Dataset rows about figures
- - - -
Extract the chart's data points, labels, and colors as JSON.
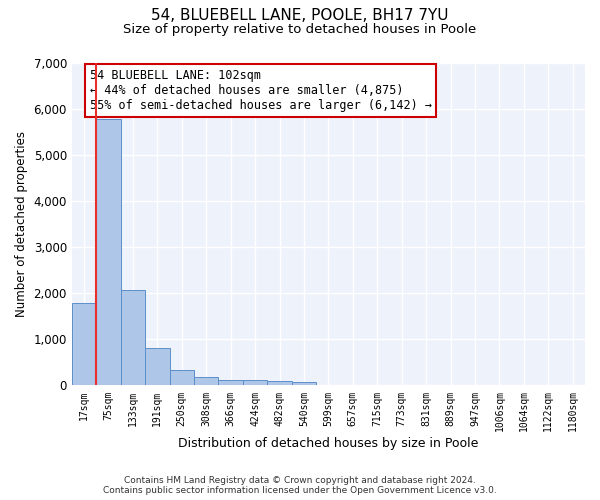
{
  "title1": "54, BLUEBELL LANE, POOLE, BH17 7YU",
  "title2": "Size of property relative to detached houses in Poole",
  "xlabel": "Distribution of detached houses by size in Poole",
  "ylabel": "Number of detached properties",
  "categories": [
    "17sqm",
    "75sqm",
    "133sqm",
    "191sqm",
    "250sqm",
    "308sqm",
    "366sqm",
    "424sqm",
    "482sqm",
    "540sqm",
    "599sqm",
    "657sqm",
    "715sqm",
    "773sqm",
    "831sqm",
    "889sqm",
    "947sqm",
    "1006sqm",
    "1064sqm",
    "1122sqm",
    "1180sqm"
  ],
  "values": [
    1780,
    5780,
    2060,
    820,
    340,
    185,
    120,
    110,
    95,
    70,
    0,
    0,
    0,
    0,
    0,
    0,
    0,
    0,
    0,
    0,
    0
  ],
  "bar_color": "#aec6e8",
  "bar_edge_color": "#5b8fc9",
  "red_line_color": "#e8302a",
  "annotation_text": "54 BLUEBELL LANE: 102sqm\n← 44% of detached houses are smaller (4,875)\n55% of semi-detached houses are larger (6,142) →",
  "annotation_box_color": "#ffffff",
  "annotation_box_edge": "#cc0000",
  "ylim": [
    0,
    7000
  ],
  "yticks": [
    0,
    1000,
    2000,
    3000,
    4000,
    5000,
    6000,
    7000
  ],
  "footer1": "Contains HM Land Registry data © Crown copyright and database right 2024.",
  "footer2": "Contains public sector information licensed under the Open Government Licence v3.0.",
  "bg_color": "#eef3fb",
  "grid_color": "#ffffff",
  "title1_fontsize": 11,
  "title2_fontsize": 9.5
}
- - - -
● **Problem to work on**
Using the data above, write out every line exactly, leaving the images behind.

● **Complete answer**
Extract the chart's data points, labels, and colors as JSON.
{
  "title1": "54, BLUEBELL LANE, POOLE, BH17 7YU",
  "title2": "Size of property relative to detached houses in Poole",
  "xlabel": "Distribution of detached houses by size in Poole",
  "ylabel": "Number of detached properties",
  "categories": [
    "17sqm",
    "75sqm",
    "133sqm",
    "191sqm",
    "250sqm",
    "308sqm",
    "366sqm",
    "424sqm",
    "482sqm",
    "540sqm",
    "599sqm",
    "657sqm",
    "715sqm",
    "773sqm",
    "831sqm",
    "889sqm",
    "947sqm",
    "1006sqm",
    "1064sqm",
    "1122sqm",
    "1180sqm"
  ],
  "values": [
    1780,
    5780,
    2060,
    820,
    340,
    185,
    120,
    110,
    95,
    70,
    0,
    0,
    0,
    0,
    0,
    0,
    0,
    0,
    0,
    0,
    0
  ],
  "bar_color": "#aec6e8",
  "bar_edge_color": "#5b8fc9",
  "red_line_color": "#e8302a",
  "annotation_text": "54 BLUEBELL LANE: 102sqm\n← 44% of detached houses are smaller (4,875)\n55% of semi-detached houses are larger (6,142) →",
  "annotation_box_color": "#ffffff",
  "annotation_box_edge": "#cc0000",
  "ylim": [
    0,
    7000
  ],
  "yticks": [
    0,
    1000,
    2000,
    3000,
    4000,
    5000,
    6000,
    7000
  ],
  "footer1": "Contains HM Land Registry data © Crown copyright and database right 2024.",
  "footer2": "Contains public sector information licensed under the Open Government Licence v3.0.",
  "bg_color": "#eef3fb",
  "grid_color": "#ffffff",
  "title1_fontsize": 11,
  "title2_fontsize": 9.5
}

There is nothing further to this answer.